**Record list:**
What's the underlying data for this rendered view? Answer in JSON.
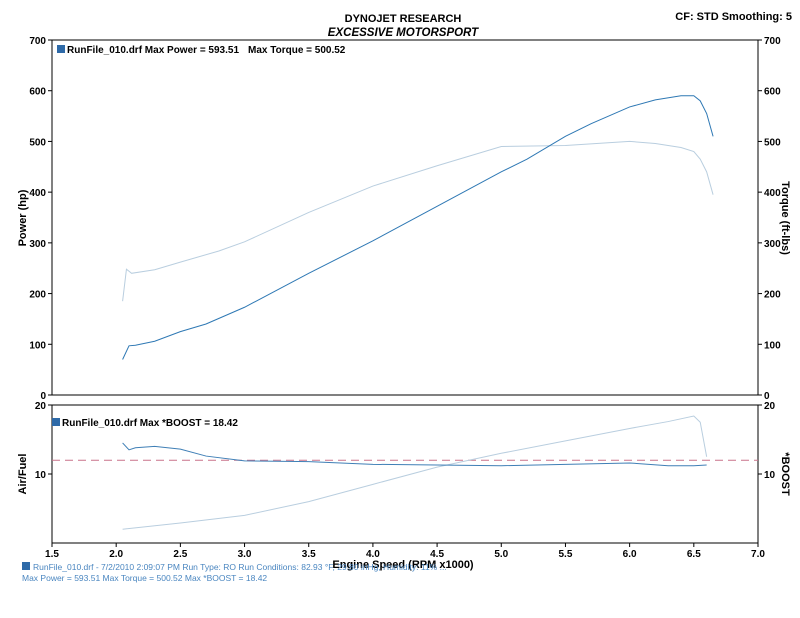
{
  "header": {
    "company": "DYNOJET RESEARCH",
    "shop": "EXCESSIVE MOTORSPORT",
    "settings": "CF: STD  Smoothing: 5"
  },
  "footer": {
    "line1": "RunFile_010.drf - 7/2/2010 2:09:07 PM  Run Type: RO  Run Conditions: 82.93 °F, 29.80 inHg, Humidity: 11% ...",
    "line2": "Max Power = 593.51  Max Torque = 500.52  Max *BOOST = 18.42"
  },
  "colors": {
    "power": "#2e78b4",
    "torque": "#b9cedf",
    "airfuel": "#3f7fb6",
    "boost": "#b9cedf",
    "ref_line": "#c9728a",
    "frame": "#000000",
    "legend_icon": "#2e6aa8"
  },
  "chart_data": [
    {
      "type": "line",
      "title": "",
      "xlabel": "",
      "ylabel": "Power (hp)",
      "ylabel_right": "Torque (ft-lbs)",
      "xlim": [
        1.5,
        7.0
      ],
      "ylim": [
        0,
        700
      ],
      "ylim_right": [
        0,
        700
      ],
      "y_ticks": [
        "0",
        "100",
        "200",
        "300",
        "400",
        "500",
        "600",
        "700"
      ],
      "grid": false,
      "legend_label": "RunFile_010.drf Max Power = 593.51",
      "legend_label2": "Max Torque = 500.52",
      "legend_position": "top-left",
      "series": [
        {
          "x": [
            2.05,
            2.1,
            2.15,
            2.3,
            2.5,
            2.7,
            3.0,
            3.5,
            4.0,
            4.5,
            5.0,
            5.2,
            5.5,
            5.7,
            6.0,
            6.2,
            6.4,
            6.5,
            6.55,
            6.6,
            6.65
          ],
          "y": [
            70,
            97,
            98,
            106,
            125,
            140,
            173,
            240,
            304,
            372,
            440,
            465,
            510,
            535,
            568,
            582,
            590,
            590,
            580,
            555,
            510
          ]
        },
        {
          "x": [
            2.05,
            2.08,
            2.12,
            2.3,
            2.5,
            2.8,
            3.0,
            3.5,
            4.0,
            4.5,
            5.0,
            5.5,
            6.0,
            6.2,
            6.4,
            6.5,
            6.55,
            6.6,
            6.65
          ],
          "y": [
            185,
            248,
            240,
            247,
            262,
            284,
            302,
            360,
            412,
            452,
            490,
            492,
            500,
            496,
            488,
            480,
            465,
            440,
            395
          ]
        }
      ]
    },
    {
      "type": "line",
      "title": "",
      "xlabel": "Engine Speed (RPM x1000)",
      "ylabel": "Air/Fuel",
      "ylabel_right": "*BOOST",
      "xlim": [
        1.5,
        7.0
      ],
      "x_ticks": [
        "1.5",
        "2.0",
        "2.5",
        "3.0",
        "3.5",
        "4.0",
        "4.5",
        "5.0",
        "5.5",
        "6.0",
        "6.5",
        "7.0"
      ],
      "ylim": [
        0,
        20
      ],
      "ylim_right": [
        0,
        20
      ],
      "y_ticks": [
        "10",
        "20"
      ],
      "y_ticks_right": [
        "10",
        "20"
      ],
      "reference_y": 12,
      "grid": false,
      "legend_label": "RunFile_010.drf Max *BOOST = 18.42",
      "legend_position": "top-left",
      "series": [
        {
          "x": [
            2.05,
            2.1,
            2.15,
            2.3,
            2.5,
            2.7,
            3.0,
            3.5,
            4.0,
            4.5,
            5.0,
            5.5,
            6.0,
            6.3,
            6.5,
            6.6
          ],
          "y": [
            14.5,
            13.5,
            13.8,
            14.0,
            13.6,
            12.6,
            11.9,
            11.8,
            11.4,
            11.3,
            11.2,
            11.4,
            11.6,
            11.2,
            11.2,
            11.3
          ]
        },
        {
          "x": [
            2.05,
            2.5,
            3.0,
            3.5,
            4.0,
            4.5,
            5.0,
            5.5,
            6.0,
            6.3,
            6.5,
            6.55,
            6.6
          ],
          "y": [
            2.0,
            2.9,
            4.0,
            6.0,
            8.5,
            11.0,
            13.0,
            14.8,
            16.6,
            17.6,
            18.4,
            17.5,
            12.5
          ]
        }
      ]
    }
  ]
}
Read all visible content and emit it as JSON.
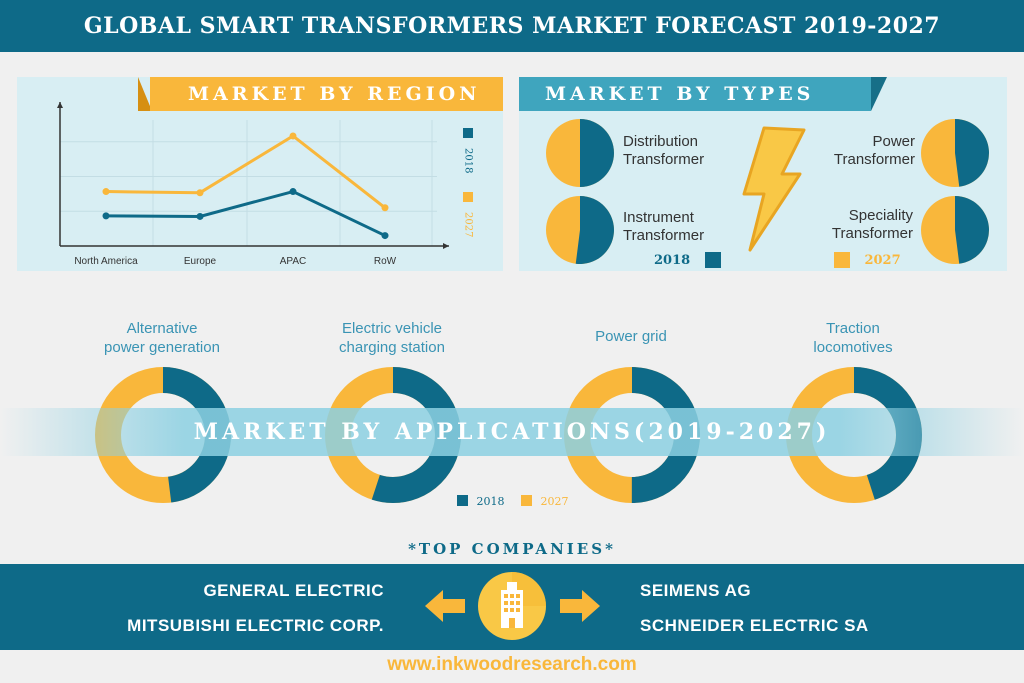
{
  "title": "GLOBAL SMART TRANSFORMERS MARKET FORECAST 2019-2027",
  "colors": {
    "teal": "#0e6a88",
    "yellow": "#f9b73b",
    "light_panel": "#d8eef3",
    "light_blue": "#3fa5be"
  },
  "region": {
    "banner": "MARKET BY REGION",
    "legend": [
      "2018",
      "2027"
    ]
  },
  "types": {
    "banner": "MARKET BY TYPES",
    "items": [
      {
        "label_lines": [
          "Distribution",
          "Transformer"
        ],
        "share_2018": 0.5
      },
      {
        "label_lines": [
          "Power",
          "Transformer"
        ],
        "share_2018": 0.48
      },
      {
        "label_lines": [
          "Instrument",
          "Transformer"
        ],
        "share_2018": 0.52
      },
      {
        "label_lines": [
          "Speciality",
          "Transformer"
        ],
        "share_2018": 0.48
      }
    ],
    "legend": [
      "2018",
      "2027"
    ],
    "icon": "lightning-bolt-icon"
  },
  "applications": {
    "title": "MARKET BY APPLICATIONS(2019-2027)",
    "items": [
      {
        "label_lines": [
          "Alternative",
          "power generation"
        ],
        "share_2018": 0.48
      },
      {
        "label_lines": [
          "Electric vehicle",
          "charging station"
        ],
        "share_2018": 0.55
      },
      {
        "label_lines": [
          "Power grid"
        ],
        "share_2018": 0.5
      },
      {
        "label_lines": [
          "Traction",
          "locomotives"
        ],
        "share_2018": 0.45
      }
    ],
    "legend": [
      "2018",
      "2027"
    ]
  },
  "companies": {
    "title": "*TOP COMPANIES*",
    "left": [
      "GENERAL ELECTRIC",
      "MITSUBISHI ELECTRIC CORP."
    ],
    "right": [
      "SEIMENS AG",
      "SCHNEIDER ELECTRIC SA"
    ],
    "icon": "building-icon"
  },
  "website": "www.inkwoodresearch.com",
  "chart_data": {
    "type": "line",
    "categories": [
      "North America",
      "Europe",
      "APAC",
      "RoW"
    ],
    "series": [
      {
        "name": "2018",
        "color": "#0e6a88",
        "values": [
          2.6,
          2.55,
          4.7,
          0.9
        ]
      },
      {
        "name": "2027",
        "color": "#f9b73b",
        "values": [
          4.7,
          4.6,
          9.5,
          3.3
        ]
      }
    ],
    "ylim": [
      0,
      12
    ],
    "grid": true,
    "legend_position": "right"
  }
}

**Stated problem:** Write out the material above once more, exactly as it reads, with no pictures.

**Response for this exercise:**
What's the underlying data for this rendered view? Answer in JSON.
{
  "header": {
    "company": "DYNOJET RESEARCH",
    "shop": "EXCESSIVE MOTORSPORT",
    "settings": "CF: STD  Smoothing: 5"
  },
  "footer": {
    "line1": "RunFile_010.drf - 7/2/2010 2:09:07 PM  Run Type: RO  Run Conditions: 82.93 °F, 29.80 inHg, Humidity: 11% ...",
    "line2": "Max Power = 593.51  Max Torque = 500.52  Max *BOOST = 18.42"
  },
  "colors": {
    "power": "#2e78b4",
    "torque": "#b9cedf",
    "airfuel": "#3f7fb6",
    "boost": "#b9cedf",
    "ref_line": "#c9728a",
    "frame": "#000000",
    "legend_icon": "#2e6aa8"
  },
  "chart_data": [
    {
      "type": "line",
      "title": "",
      "xlabel": "",
      "ylabel": "Power (hp)",
      "ylabel_right": "Torque (ft-lbs)",
      "xlim": [
        1.5,
        7.0
      ],
      "ylim": [
        0,
        700
      ],
      "ylim_right": [
        0,
        700
      ],
      "y_ticks": [
        "0",
        "100",
        "200",
        "300",
        "400",
        "500",
        "600",
        "700"
      ],
      "grid": false,
      "legend_label": "RunFile_010.drf Max Power = 593.51",
      "legend_label2": "Max Torque = 500.52",
      "legend_position": "top-left",
      "series": [
        {
          "x": [
            2.05,
            2.1,
            2.15,
            2.3,
            2.5,
            2.7,
            3.0,
            3.5,
            4.0,
            4.5,
            5.0,
            5.2,
            5.5,
            5.7,
            6.0,
            6.2,
            6.4,
            6.5,
            6.55,
            6.6,
            6.65
          ],
          "y": [
            70,
            97,
            98,
            106,
            125,
            140,
            173,
            240,
            304,
            372,
            440,
            465,
            510,
            535,
            568,
            582,
            590,
            590,
            580,
            555,
            510
          ]
        },
        {
          "x": [
            2.05,
            2.08,
            2.12,
            2.3,
            2.5,
            2.8,
            3.0,
            3.5,
            4.0,
            4.5,
            5.0,
            5.5,
            6.0,
            6.2,
            6.4,
            6.5,
            6.55,
            6.6,
            6.65
          ],
          "y": [
            185,
            248,
            240,
            247,
            262,
            284,
            302,
            360,
            412,
            452,
            490,
            492,
            500,
            496,
            488,
            480,
            465,
            440,
            395
          ]
        }
      ]
    },
    {
      "type": "line",
      "title": "",
      "xlabel": "Engine Speed (RPM x1000)",
      "ylabel": "Air/Fuel",
      "ylabel_right": "*BOOST",
      "xlim": [
        1.5,
        7.0
      ],
      "x_ticks": [
        "1.5",
        "2.0",
        "2.5",
        "3.0",
        "3.5",
        "4.0",
        "4.5",
        "5.0",
        "5.5",
        "6.0",
        "6.5",
        "7.0"
      ],
      "ylim": [
        0,
        20
      ],
      "ylim_right": [
        0,
        20
      ],
      "y_ticks": [
        "10",
        "20"
      ],
      "y_ticks_right": [
        "10",
        "20"
      ],
      "reference_y": 12,
      "grid": false,
      "legend_label": "RunFile_010.drf Max *BOOST = 18.42",
      "legend_position": "top-left",
      "series": [
        {
          "x": [
            2.05,
            2.1,
            2.15,
            2.3,
            2.5,
            2.7,
            3.0,
            3.5,
            4.0,
            4.5,
            5.0,
            5.5,
            6.0,
            6.3,
            6.5,
            6.6
          ],
          "y": [
            14.5,
            13.5,
            13.8,
            14.0,
            13.6,
            12.6,
            11.9,
            11.8,
            11.4,
            11.3,
            11.2,
            11.4,
            11.6,
            11.2,
            11.2,
            11.3
          ]
        },
        {
          "x": [
            2.05,
            2.5,
            3.0,
            3.5,
            4.0,
            4.5,
            5.0,
            5.5,
            6.0,
            6.3,
            6.5,
            6.55,
            6.6
          ],
          "y": [
            2.0,
            2.9,
            4.0,
            6.0,
            8.5,
            11.0,
            13.0,
            14.8,
            16.6,
            17.6,
            18.4,
            17.5,
            12.5
          ]
        }
      ]
    }
  ]
}
Read all visible content and emit it as JSON.
{
  "title": "GLOBAL SMART TRANSFORMERS MARKET FORECAST 2019-2027",
  "colors": {
    "teal": "#0e6a88",
    "yellow": "#f9b73b",
    "light_panel": "#d8eef3",
    "light_blue": "#3fa5be"
  },
  "region": {
    "banner": "MARKET BY REGION",
    "legend": [
      "2018",
      "2027"
    ]
  },
  "types": {
    "banner": "MARKET BY TYPES",
    "items": [
      {
        "label_lines": [
          "Distribution",
          "Transformer"
        ],
        "share_2018": 0.5
      },
      {
        "label_lines": [
          "Power",
          "Transformer"
        ],
        "share_2018": 0.48
      },
      {
        "label_lines": [
          "Instrument",
          "Transformer"
        ],
        "share_2018": 0.52
      },
      {
        "label_lines": [
          "Speciality",
          "Transformer"
        ],
        "share_2018": 0.48
      }
    ],
    "legend": [
      "2018",
      "2027"
    ],
    "icon": "lightning-bolt-icon"
  },
  "applications": {
    "title": "MARKET BY APPLICATIONS(2019-2027)",
    "items": [
      {
        "label_lines": [
          "Alternative",
          "power generation"
        ],
        "share_2018": 0.48
      },
      {
        "label_lines": [
          "Electric vehicle",
          "charging station"
        ],
        "share_2018": 0.55
      },
      {
        "label_lines": [
          "Power grid"
        ],
        "share_2018": 0.5
      },
      {
        "label_lines": [
          "Traction",
          "locomotives"
        ],
        "share_2018": 0.45
      }
    ],
    "legend": [
      "2018",
      "2027"
    ]
  },
  "companies": {
    "title": "*TOP COMPANIES*",
    "left": [
      "GENERAL ELECTRIC",
      "MITSUBISHI ELECTRIC CORP."
    ],
    "right": [
      "SEIMENS AG",
      "SCHNEIDER ELECTRIC SA"
    ],
    "icon": "building-icon"
  },
  "website": "www.inkwoodresearch.com",
  "chart_data": {
    "type": "line",
    "categories": [
      "North America",
      "Europe",
      "APAC",
      "RoW"
    ],
    "series": [
      {
        "name": "2018",
        "color": "#0e6a88",
        "values": [
          2.6,
          2.55,
          4.7,
          0.9
        ]
      },
      {
        "name": "2027",
        "color": "#f9b73b",
        "values": [
          4.7,
          4.6,
          9.5,
          3.3
        ]
      }
    ],
    "ylim": [
      0,
      12
    ],
    "grid": true,
    "legend_position": "right"
  }
}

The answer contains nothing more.